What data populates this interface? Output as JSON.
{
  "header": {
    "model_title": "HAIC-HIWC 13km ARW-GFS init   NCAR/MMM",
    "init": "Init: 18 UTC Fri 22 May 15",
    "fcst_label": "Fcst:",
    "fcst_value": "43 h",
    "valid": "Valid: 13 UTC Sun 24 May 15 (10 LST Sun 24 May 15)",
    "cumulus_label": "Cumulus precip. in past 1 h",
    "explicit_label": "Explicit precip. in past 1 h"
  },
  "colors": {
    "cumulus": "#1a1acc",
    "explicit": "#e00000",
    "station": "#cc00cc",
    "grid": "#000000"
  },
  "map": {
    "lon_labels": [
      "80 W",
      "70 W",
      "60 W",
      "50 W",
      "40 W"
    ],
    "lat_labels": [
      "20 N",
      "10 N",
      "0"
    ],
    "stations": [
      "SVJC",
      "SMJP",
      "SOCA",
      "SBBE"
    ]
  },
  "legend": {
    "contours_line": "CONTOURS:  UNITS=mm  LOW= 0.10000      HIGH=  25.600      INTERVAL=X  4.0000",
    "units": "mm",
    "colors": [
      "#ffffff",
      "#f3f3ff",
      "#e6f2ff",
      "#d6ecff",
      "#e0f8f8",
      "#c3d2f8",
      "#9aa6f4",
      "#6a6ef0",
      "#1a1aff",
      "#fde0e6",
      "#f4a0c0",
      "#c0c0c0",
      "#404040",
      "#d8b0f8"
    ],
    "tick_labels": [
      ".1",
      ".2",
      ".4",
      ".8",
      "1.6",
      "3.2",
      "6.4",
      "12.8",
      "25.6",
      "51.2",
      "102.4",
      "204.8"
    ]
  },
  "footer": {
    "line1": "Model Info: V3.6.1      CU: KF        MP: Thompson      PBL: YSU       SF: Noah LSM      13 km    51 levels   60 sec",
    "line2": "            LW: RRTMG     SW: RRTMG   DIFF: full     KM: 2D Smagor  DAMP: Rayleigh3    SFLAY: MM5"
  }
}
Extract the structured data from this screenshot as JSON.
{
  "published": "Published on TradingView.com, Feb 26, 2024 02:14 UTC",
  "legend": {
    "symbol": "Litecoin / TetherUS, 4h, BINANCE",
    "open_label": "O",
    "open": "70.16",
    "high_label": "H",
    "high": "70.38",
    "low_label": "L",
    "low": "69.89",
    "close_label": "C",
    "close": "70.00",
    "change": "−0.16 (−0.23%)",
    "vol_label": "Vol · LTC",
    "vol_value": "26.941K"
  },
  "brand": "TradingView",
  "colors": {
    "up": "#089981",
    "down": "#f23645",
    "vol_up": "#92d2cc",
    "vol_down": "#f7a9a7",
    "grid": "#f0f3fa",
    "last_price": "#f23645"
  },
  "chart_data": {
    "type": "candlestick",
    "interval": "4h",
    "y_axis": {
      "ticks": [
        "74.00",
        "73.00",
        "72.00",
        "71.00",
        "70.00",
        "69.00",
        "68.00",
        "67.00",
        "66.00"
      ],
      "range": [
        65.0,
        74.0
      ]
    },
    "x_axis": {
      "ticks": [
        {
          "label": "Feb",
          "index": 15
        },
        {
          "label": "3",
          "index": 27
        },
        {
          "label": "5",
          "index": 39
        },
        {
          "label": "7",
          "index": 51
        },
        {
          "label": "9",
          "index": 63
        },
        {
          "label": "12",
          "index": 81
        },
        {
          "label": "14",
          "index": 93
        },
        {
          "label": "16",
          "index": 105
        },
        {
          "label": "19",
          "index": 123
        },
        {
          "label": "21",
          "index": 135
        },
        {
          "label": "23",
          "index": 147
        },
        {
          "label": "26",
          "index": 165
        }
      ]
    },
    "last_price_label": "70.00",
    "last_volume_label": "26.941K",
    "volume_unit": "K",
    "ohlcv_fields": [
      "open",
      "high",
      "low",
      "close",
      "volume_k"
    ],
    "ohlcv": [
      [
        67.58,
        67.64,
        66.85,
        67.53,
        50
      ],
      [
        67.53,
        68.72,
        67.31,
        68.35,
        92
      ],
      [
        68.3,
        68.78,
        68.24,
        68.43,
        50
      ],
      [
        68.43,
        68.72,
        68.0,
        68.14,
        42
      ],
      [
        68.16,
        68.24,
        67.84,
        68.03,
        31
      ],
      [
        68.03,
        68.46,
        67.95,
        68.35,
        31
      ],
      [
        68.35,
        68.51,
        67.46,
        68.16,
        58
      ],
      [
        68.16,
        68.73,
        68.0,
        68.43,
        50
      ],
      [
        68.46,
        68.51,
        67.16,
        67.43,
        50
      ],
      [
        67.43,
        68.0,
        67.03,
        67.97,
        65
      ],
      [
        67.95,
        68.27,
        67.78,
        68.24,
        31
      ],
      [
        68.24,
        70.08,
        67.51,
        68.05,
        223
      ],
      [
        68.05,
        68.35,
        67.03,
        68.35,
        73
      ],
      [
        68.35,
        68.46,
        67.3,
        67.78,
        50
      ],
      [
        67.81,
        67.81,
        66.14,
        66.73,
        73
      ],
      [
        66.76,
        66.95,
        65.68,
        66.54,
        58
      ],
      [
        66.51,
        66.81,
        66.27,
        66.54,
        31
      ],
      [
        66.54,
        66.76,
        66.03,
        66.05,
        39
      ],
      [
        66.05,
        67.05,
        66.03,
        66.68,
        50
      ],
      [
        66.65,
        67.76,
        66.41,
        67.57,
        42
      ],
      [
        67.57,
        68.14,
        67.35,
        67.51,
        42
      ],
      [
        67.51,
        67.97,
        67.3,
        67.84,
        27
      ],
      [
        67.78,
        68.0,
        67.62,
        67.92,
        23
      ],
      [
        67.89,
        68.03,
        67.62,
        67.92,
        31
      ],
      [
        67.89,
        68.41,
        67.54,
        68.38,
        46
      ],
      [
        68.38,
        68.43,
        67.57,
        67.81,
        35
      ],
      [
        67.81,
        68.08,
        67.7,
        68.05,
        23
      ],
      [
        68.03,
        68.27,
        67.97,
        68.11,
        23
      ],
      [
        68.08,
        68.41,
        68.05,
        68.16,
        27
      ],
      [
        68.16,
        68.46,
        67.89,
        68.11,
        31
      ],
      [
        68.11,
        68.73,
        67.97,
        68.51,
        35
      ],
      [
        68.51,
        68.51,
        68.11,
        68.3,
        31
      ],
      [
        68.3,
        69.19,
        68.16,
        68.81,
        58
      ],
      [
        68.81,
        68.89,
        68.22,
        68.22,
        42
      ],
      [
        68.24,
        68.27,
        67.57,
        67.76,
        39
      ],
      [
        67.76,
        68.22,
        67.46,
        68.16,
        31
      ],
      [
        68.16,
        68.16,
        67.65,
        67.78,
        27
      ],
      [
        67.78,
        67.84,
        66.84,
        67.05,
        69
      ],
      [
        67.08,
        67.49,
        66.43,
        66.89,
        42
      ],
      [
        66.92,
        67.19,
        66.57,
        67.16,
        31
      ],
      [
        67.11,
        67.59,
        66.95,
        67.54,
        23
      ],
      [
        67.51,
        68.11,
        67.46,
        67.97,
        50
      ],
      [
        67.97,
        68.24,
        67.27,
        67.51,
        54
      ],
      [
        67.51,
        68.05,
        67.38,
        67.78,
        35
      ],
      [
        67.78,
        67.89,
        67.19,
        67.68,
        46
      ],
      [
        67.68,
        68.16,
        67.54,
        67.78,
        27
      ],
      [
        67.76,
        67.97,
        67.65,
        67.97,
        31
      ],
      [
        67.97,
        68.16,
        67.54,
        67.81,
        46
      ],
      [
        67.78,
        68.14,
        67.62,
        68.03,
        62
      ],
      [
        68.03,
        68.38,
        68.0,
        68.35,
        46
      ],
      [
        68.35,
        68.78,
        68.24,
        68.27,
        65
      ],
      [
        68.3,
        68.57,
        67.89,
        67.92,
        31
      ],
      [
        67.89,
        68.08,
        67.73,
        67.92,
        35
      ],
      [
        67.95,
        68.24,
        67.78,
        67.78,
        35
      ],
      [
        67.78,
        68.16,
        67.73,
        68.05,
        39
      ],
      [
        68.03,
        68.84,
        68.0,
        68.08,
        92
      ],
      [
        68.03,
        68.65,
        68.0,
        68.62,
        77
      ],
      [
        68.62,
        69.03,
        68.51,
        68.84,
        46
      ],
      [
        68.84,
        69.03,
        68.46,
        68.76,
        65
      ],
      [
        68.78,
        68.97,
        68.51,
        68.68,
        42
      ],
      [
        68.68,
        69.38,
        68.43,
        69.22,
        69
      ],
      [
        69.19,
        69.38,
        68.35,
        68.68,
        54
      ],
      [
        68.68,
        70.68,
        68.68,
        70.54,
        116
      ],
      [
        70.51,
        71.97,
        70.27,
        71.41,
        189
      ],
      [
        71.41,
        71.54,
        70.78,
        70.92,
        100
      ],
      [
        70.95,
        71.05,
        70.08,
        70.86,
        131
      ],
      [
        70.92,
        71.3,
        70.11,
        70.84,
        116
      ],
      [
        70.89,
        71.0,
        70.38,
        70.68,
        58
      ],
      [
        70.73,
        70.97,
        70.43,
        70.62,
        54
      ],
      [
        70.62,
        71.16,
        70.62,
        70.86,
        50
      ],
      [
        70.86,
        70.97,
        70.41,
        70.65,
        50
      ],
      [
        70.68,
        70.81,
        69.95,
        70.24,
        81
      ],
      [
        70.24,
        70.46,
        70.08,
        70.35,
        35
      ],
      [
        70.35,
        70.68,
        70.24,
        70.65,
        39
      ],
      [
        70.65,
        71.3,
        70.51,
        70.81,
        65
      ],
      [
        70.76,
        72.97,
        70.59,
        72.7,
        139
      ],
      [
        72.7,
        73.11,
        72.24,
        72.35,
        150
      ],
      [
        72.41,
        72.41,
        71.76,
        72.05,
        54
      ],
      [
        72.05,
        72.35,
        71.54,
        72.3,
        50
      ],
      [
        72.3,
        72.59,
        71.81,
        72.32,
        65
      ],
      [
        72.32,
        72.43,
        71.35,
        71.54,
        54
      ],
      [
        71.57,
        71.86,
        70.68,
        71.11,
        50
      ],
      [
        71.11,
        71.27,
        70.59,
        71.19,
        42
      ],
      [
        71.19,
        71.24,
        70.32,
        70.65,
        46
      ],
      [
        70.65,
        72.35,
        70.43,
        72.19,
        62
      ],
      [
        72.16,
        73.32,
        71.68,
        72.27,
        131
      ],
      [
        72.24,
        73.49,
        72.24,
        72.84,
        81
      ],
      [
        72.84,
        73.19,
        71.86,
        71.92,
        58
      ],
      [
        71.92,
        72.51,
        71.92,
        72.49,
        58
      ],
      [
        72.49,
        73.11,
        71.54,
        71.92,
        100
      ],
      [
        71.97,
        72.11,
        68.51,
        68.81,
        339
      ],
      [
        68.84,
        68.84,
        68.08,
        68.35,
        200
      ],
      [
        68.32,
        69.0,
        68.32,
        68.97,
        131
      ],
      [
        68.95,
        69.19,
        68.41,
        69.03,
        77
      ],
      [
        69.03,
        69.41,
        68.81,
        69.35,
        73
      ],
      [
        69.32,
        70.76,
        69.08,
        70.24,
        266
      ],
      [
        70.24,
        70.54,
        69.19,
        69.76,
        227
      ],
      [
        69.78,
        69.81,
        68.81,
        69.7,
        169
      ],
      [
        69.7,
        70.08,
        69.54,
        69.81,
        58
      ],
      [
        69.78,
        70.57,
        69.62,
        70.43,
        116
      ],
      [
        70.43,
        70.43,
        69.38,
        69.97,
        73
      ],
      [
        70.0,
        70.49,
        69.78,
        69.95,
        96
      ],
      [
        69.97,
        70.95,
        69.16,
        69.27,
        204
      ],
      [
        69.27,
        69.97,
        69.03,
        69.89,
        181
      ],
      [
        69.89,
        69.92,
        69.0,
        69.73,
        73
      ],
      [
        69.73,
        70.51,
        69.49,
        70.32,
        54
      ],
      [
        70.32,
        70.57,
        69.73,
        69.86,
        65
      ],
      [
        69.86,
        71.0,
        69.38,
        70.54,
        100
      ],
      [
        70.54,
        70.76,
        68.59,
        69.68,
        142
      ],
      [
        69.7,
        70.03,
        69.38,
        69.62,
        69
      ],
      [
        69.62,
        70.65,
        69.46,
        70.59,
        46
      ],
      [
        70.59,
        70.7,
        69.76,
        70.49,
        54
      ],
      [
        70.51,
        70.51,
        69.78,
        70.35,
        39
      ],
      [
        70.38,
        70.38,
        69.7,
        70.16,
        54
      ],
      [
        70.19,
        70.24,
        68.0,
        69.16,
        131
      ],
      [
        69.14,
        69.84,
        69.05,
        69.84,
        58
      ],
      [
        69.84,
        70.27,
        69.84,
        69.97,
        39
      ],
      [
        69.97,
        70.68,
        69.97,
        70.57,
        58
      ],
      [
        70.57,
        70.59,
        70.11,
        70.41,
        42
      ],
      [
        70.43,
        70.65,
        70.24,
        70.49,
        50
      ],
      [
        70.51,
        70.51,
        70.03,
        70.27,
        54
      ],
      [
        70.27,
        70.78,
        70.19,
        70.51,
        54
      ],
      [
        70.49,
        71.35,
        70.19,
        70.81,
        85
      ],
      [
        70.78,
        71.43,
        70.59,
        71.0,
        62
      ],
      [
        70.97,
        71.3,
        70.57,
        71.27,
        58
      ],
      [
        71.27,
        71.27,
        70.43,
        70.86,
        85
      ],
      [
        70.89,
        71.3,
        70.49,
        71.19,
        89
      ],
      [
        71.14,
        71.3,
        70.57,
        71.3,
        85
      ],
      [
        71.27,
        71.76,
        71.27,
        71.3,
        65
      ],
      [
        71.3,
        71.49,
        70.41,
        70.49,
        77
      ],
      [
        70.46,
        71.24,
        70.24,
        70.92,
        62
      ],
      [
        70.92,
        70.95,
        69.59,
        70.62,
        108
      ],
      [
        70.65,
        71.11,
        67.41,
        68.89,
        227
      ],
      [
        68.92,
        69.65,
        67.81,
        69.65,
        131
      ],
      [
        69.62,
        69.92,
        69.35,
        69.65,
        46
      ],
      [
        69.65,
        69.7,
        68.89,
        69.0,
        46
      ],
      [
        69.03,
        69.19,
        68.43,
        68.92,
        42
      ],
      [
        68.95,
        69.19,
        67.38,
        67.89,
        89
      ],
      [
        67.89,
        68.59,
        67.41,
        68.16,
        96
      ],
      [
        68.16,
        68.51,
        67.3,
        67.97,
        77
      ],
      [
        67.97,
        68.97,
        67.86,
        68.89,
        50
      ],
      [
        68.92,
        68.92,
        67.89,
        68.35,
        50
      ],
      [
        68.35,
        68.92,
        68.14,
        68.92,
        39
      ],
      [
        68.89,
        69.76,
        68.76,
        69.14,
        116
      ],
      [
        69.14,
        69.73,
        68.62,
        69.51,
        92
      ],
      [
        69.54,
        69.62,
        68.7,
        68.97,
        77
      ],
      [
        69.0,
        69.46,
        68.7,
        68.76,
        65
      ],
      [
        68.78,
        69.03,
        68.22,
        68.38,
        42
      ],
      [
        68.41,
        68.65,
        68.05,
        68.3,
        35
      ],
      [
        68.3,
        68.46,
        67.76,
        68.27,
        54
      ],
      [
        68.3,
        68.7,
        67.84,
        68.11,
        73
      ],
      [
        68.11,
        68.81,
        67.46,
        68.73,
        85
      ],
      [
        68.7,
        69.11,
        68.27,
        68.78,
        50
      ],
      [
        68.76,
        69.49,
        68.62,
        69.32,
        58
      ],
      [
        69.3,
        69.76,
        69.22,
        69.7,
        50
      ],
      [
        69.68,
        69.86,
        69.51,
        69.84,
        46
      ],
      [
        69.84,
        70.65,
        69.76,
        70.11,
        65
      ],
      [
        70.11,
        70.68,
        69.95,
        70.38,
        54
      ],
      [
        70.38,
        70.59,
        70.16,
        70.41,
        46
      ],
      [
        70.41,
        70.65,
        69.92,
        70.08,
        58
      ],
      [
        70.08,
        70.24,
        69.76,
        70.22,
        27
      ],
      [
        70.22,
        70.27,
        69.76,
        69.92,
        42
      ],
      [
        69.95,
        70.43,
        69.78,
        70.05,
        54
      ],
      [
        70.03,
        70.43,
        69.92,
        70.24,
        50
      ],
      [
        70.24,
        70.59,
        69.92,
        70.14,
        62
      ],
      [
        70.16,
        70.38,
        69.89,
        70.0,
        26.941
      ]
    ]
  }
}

--

From the records, copy every line that has the string "past" in it.

    "cumulus_label": "Cumulus precip. in past 1 h",
    "explicit_label": "Explicit precip. in past 1 h"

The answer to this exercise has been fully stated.